§ **PROVIDED RECORDS**
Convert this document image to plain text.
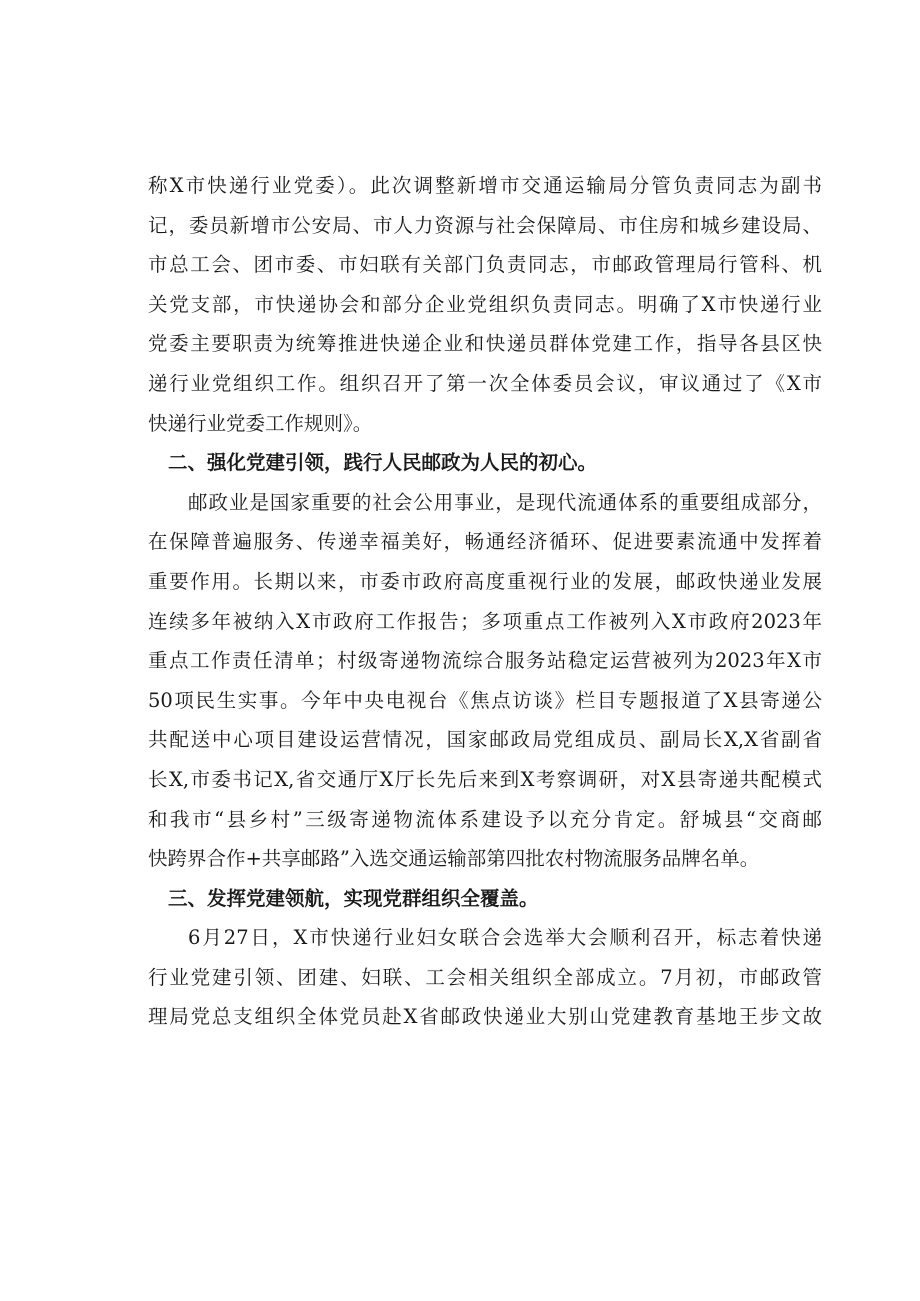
称X市快递行业党委）。此次调整新增市交通运输局分管负责同志为副书
记，委员新增市公安局、市人力资源与社会保障局、市住房和城乡建设局、
市总工会、团市委、市妇联有关部门负责同志，市邮政管理局行管科、机
关党支部，市快递协会和部分企业党组织负责同志。明确了X市快递行业
党委主要职责为统筹推进快递企业和快递员群体党建工作，指导各县区快
递行业党组织工作。组织召开了第一次全体委员会议，审议通过了《X市
快递行业党委工作规则》。
二、强化党建引领，践行人民邮政为人民的初心。
邮政业是国家重要的社会公用事业，是现代流通体系的重要组成部分，
在保障普遍服务、传递幸福美好，畅通经济循环、促进要素流通中发挥着
重要作用。长期以来，市委市政府高度重视行业的发展，邮政快递业发展
连续多年被纳入X市政府工作报告；多项重点工作被列入X市政府2023年
重点工作责任清单；村级寄递物流综合服务站稳定运营被列为2023年X市
50项民生实事。今年中央电视台《焦点访谈》栏目专题报道了X县寄递公
共配送中心项目建设运营情况，国家邮政局党组成员、副局长X,X省副省
长X,市委书记X,省交通厅X厅长先后来到X考察调研，对X县寄递共配模式
和我市“县乡村”三级寄递物流体系建设予以充分肯定。舒城县“交商邮
快跨界合作+共享邮路”入选交通运输部第四批农村物流服务品牌名单。
三、发挥党建领航，实现党群组织全覆盖。
6月27日，X市快递行业妇女联合会选举大会顺利召开，标志着快递
行业党建引领、团建、妇联、工会相关组织全部成立。7月初，市邮政管
理局党总支组织全体党员赴X省邮政快递业大别山党建教育基地王步文故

§ **WHAT NEEDS TO BE DONE**
Set the pictures aside and transcribe the data above exactly.

§ **RESPONSE TO THE TASK**
Convert this document image to plain text.
称X市快递行业党委）。此次调整新增市交通运输局分管负责同志为副书
记，委员新增市公安局、市人力资源与社会保障局、市住房和城乡建设局、
市总工会、团市委、市妇联有关部门负责同志，市邮政管理局行管科、机
关党支部，市快递协会和部分企业党组织负责同志。明确了X市快递行业
党委主要职责为统筹推进快递企业和快递员群体党建工作，指导各县区快
递行业党组织工作。组织召开了第一次全体委员会议，审议通过了《X市
快递行业党委工作规则》。
二、强化党建引领，践行人民邮政为人民的初心。
邮政业是国家重要的社会公用事业，是现代流通体系的重要组成部分，
在保障普遍服务、传递幸福美好，畅通经济循环、促进要素流通中发挥着
重要作用。长期以来，市委市政府高度重视行业的发展，邮政快递业发展
连续多年被纳入X市政府工作报告；多项重点工作被列入X市政府2023年
重点工作责任清单；村级寄递物流综合服务站稳定运营被列为2023年X市
50项民生实事。今年中央电视台《焦点访谈》栏目专题报道了X县寄递公
共配送中心项目建设运营情况，国家邮政局党组成员、副局长X,X省副省
长X,市委书记X,省交通厅X厅长先后来到X考察调研，对X县寄递共配模式
和我市“县乡村”三级寄递物流体系建设予以充分肯定。舒城县“交商邮
快跨界合作+共享邮路”入选交通运输部第四批农村物流服务品牌名单。
三、发挥党建领航，实现党群组织全覆盖。
6月27日，X市快递行业妇女联合会选举大会顺利召开，标志着快递
行业党建引领、团建、妇联、工会相关组织全部成立。7月初，市邮政管
理局党总支组织全体党员赴X省邮政快递业大别山党建教育基地王步文故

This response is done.